::: Extracted records
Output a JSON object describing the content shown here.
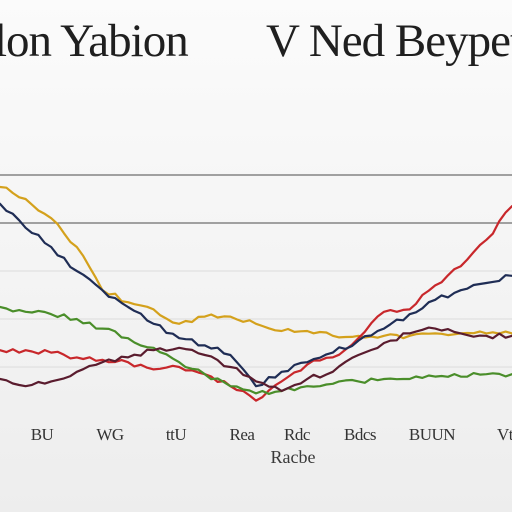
{
  "chart_data": {
    "type": "line",
    "title_left": "lon Yabion",
    "title_right": "V Ned Beypet",
    "xlabel": "Racbe",
    "ylabel": "",
    "categories": [
      "BU",
      "WG",
      "ttU",
      "Rea",
      "Rdc",
      "Bdcs",
      "BUUN",
      "Vt"
    ],
    "ylim": [
      0,
      100
    ],
    "grid": true,
    "reference_lines": [
      100,
      80
    ],
    "series": [
      {
        "color": "#d4a11c",
        "x": [
          0,
          0.4,
          0.8,
          1.2,
          1.6,
          2.0,
          2.4,
          2.8,
          3.2,
          3.6,
          4.0,
          4.4,
          4.8,
          5.2,
          5.6,
          6.0,
          6.4,
          6.8,
          7.2,
          7.6,
          8.0
        ],
        "values": [
          95,
          90,
          82,
          70,
          52,
          47,
          44,
          38,
          41,
          41,
          38,
          35,
          35,
          33,
          33,
          33,
          33,
          34,
          34,
          34,
          34
        ]
      },
      {
        "color": "#c8272b",
        "x": [
          0,
          0.4,
          0.8,
          1.2,
          1.6,
          2.0,
          2.4,
          2.8,
          3.2,
          3.6,
          4.0,
          4.4,
          4.8,
          5.2,
          5.6,
          6.0,
          6.4,
          6.8,
          7.2,
          7.6,
          8.0
        ],
        "values": [
          27,
          27,
          26,
          24,
          23,
          22,
          19,
          20,
          17,
          12,
          6,
          14,
          21,
          24,
          32,
          43,
          44,
          54,
          62,
          73,
          87
        ]
      },
      {
        "color": "#1f2d55",
        "x": [
          0,
          0.4,
          0.8,
          1.2,
          1.6,
          2.0,
          2.4,
          2.8,
          3.2,
          3.6,
          4.0,
          4.4,
          4.8,
          5.2,
          5.6,
          6.0,
          6.4,
          6.8,
          7.2,
          7.6,
          8.0
        ],
        "values": [
          88,
          78,
          70,
          60,
          52,
          45,
          38,
          32,
          29,
          25,
          12,
          18,
          22,
          26,
          31,
          36,
          42,
          48,
          52,
          55,
          58
        ]
      },
      {
        "color": "#4a8e2a",
        "x": [
          0,
          0.4,
          0.8,
          1.2,
          1.6,
          2.0,
          2.4,
          2.8,
          3.2,
          3.6,
          4.0,
          4.4,
          4.8,
          5.2,
          5.6,
          6.0,
          6.4,
          6.8,
          7.2,
          7.6,
          8.0
        ],
        "values": [
          45,
          43,
          42,
          40,
          36,
          32,
          28,
          22,
          17,
          12,
          9,
          10,
          12,
          13,
          14,
          15,
          15,
          16,
          16,
          17,
          17
        ]
      },
      {
        "color": "#5a1c2e",
        "x": [
          0,
          0.4,
          0.8,
          1.2,
          1.6,
          2.0,
          2.4,
          2.8,
          3.2,
          3.6,
          4.0,
          4.4,
          4.8,
          5.2,
          5.6,
          6.0,
          6.4,
          6.8,
          7.2,
          7.6,
          8.0
        ],
        "values": [
          15,
          12,
          14,
          18,
          22,
          24,
          27,
          28,
          25,
          20,
          14,
          10,
          15,
          18,
          25,
          30,
          34,
          36,
          34,
          33,
          33
        ]
      }
    ]
  }
}
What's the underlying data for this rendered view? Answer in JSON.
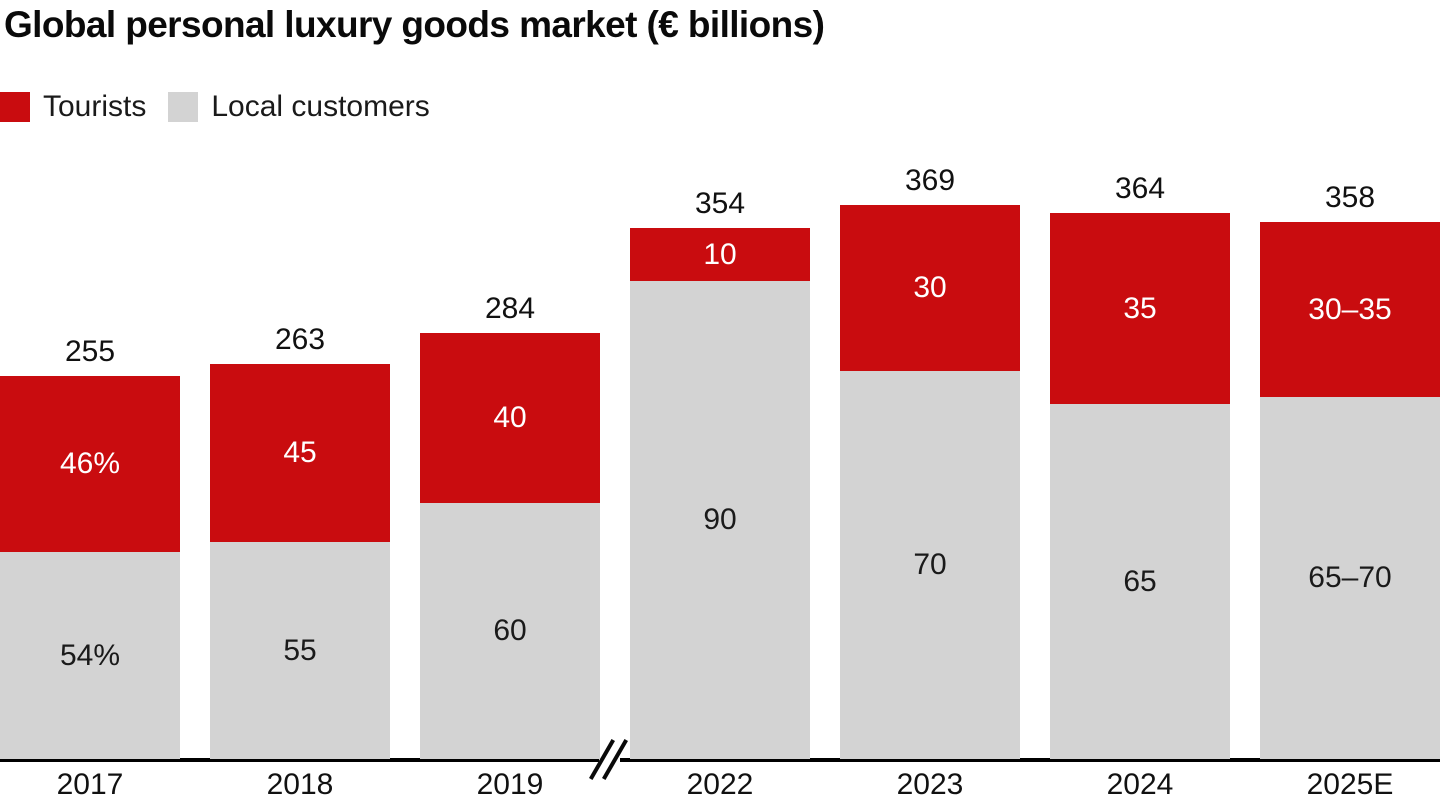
::::::
**Exercise description**: Repeat the material above in full and exactly, apart from the pictures.

**Solution**:
Output a JSON object describing the content shown here.
{
  "chart_data": {
    "type": "line",
    "title_left": "lon Yabion",
    "title_right": "V Ned Beypet",
    "xlabel": "Racbe",
    "ylabel": "",
    "categories": [
      "BU",
      "WG",
      "ttU",
      "Rea",
      "Rdc",
      "Bdcs",
      "BUUN",
      "Vt"
    ],
    "ylim": [
      0,
      100
    ],
    "grid": true,
    "reference_lines": [
      100,
      80
    ],
    "series": [
      {
        "color": "#d4a11c",
        "x": [
          0,
          0.4,
          0.8,
          1.2,
          1.6,
          2.0,
          2.4,
          2.8,
          3.2,
          3.6,
          4.0,
          4.4,
          4.8,
          5.2,
          5.6,
          6.0,
          6.4,
          6.8,
          7.2,
          7.6,
          8.0
        ],
        "values": [
          95,
          90,
          82,
          70,
          52,
          47,
          44,
          38,
          41,
          41,
          38,
          35,
          35,
          33,
          33,
          33,
          33,
          34,
          34,
          34,
          34
        ]
      },
      {
        "color": "#c8272b",
        "x": [
          0,
          0.4,
          0.8,
          1.2,
          1.6,
          2.0,
          2.4,
          2.8,
          3.2,
          3.6,
          4.0,
          4.4,
          4.8,
          5.2,
          5.6,
          6.0,
          6.4,
          6.8,
          7.2,
          7.6,
          8.0
        ],
        "values": [
          27,
          27,
          26,
          24,
          23,
          22,
          19,
          20,
          17,
          12,
          6,
          14,
          21,
          24,
          32,
          43,
          44,
          54,
          62,
          73,
          87
        ]
      },
      {
        "color": "#1f2d55",
        "x": [
          0,
          0.4,
          0.8,
          1.2,
          1.6,
          2.0,
          2.4,
          2.8,
          3.2,
          3.6,
          4.0,
          4.4,
          4.8,
          5.2,
          5.6,
          6.0,
          6.4,
          6.8,
          7.2,
          7.6,
          8.0
        ],
        "values": [
          88,
          78,
          70,
          60,
          52,
          45,
          38,
          32,
          29,
          25,
          12,
          18,
          22,
          26,
          31,
          36,
          42,
          48,
          52,
          55,
          58
        ]
      },
      {
        "color": "#4a8e2a",
        "x": [
          0,
          0.4,
          0.8,
          1.2,
          1.6,
          2.0,
          2.4,
          2.8,
          3.2,
          3.6,
          4.0,
          4.4,
          4.8,
          5.2,
          5.6,
          6.0,
          6.4,
          6.8,
          7.2,
          7.6,
          8.0
        ],
        "values": [
          45,
          43,
          42,
          40,
          36,
          32,
          28,
          22,
          17,
          12,
          9,
          10,
          12,
          13,
          14,
          15,
          15,
          16,
          16,
          17,
          17
        ]
      },
      {
        "color": "#5a1c2e",
        "x": [
          0,
          0.4,
          0.8,
          1.2,
          1.6,
          2.0,
          2.4,
          2.8,
          3.2,
          3.6,
          4.0,
          4.4,
          4.8,
          5.2,
          5.6,
          6.0,
          6.4,
          6.8,
          7.2,
          7.6,
          8.0
        ],
        "values": [
          15,
          12,
          14,
          18,
          22,
          24,
          27,
          28,
          25,
          20,
          14,
          10,
          15,
          18,
          25,
          30,
          34,
          36,
          34,
          33,
          33
        ]
      }
    ]
  }
}
What's the underlying data for this rendered view? Answer in JSON.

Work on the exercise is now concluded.